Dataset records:
-- -- --

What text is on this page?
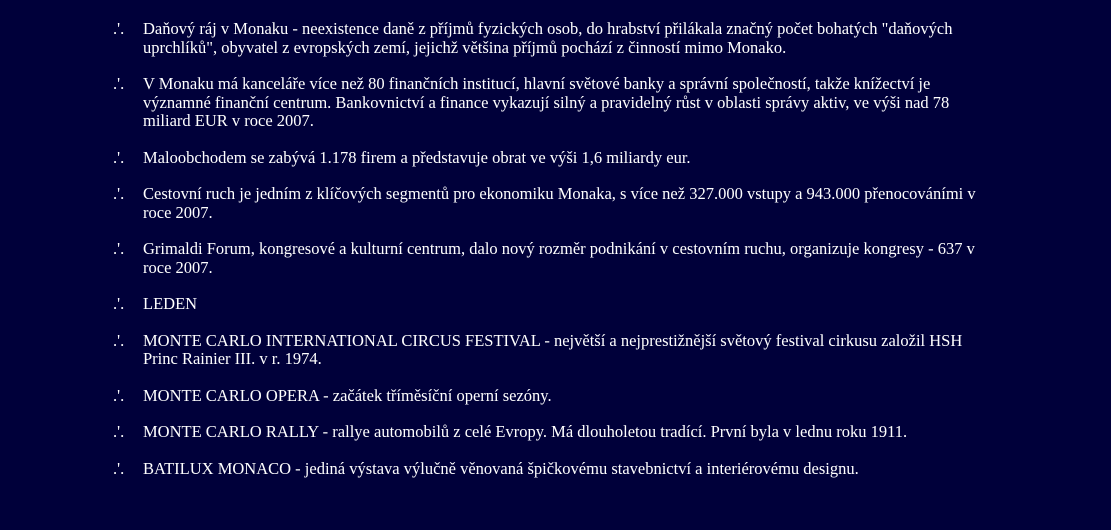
.'.	Daňový ráj v Monaku - neexistence daně z příjmů fyzických osob, do hrabství přilákala značný počet bohatých "daňových uprchlíků", obyvatel z evropských zemí, jejichž většina příjmů pochází z činností mimo Monako.
.'.	V Monaku má kanceláře více než 80 finančních institucí, hlavní světové banky a správní společností, takže knížectví je významné finanční centrum. Bankovnictví a finance vykazují silný a pravidelný růst v oblasti správy aktiv, ve výši nad 78 miliard EUR v roce 2007.
.'.	Maloobchodem se zabývá 1.178 firem a představuje obrat ve výši 1,6 miliardy eur.
.'.	Cestovní ruch je jedním z klíčových segmentů pro ekonomiku Monaka, s více než 327.000 vstupy a 943.000 přenocováními v roce 2007.
.'.	Grimaldi Forum, kongresové a kulturní centrum, dalo nový rozměr podnikání v cestovním ruchu, organizuje kongresy - 637 v roce 2007.
.'.	LEDEN
.'.	MONTE CARLO INTERNATIONAL CIRCUS FESTIVAL - největší a nejprestižnější světový festival cirkusu založil HSH Princ Rainier III. v r. 1974.
.'.	MONTE CARLO OPERA - začátek tříměsíční operní sezóny.
.'.	MONTE CARLO RALLY - rallye automobilů z celé Evropy. Má dlouholetou tradící. První byla v lednu roku 1911.
.'.	BATILUX MONACO - jediná výstava výlučně věnovaná špičkovému stavebnictví a interiérovému designu.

-- -- --

PROBLEM DESCRIPTION
Reproduce each line exactly, please, except for any pictures.

TASK RESPONSE
What text is on this page?
.'.	Daňový ráj v Monaku - neexistence daně z příjmů fyzických osob, do hrabství přilákala značný počet bohatých "daňových uprchlíků", obyvatel z evropských zemí, jejichž většina příjmů pochází z činností mimo Monako.
.'.	V Monaku má kanceláře více než 80 finančních institucí, hlavní světové banky a správní společností, takže knížectví je významné finanční centrum. Bankovnictví a finance vykazují silný a pravidelný růst v oblasti správy aktiv, ve výši nad 78 miliard EUR v roce 2007.
.'.	Maloobchodem se zabývá 1.178 firem a představuje obrat ve výši 1,6 miliardy eur.
.'.	Cestovní ruch je jedním z klíčových segmentů pro ekonomiku Monaka, s více než 327.000 vstupy a 943.000 přenocováními v roce 2007.
.'.	Grimaldi Forum, kongresové a kulturní centrum, dalo nový rozměr podnikání v cestovním ruchu, organizuje kongresy - 637 v roce 2007.
.'.	LEDEN
.'.	MONTE CARLO INTERNATIONAL CIRCUS FESTIVAL - největší a nejprestižnější světový festival cirkusu založil HSH Princ Rainier III. v r. 1974.
.'.	MONTE CARLO OPERA - začátek tříměsíční operní sezóny.
.'.	MONTE CARLO RALLY - rallye automobilů z celé Evropy. Má dlouholetou tradící. První byla v lednu roku 1911.
.'.	BATILUX MONACO - jediná výstava výlučně věnovaná špičkovému stavebnictví a interiérovému designu.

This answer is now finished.